WHAT THE TASK ASKS: Output all the entries word for word. Omit the pictures.

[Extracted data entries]
===============

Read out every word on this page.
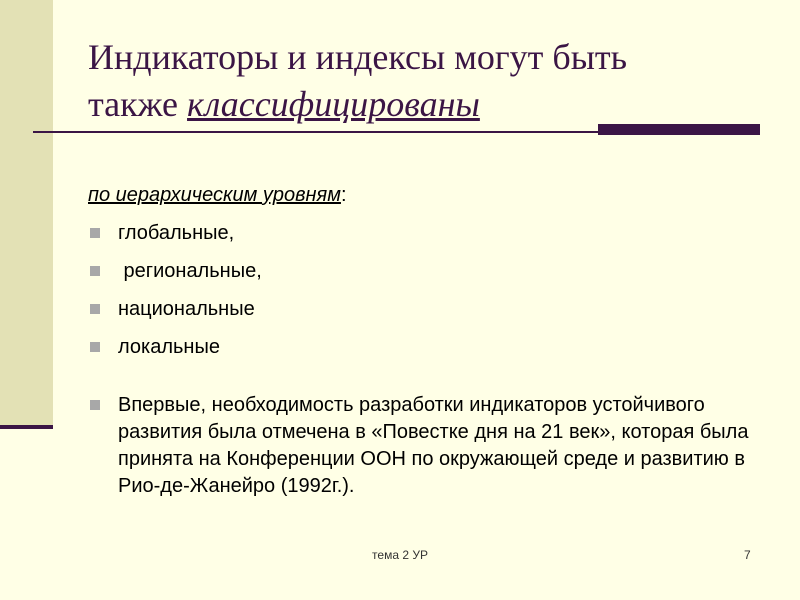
Индикаторы и индексы могут быть
также классифицированы
по иерархическим уровням:
глобальные,
региональные,
национальные
локальные
Впервые, необходимость разработки индикаторов устойчивого развития была отмечена в «Повестке дня на 21 век», которая была принята на Конференции ООН по окружающей среде и развитию в Рио-де-Жанейро (1992г.).
тема 2 УР	7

===============

TASK RESPONSE:
Read out every word on this page.
Индикаторы и индексы могут быть
также классифицированы
по иерархическим уровням:
глобальные,
региональные,
национальные
локальные
Впервые, необходимость разработки индикаторов устойчивого развития была отмечена в «Повестке дня на 21 век», которая была принята на Конференции ООН по окружающей среде и развитию в Рио-де-Жанейро (1992г.).
тема 2 УР	7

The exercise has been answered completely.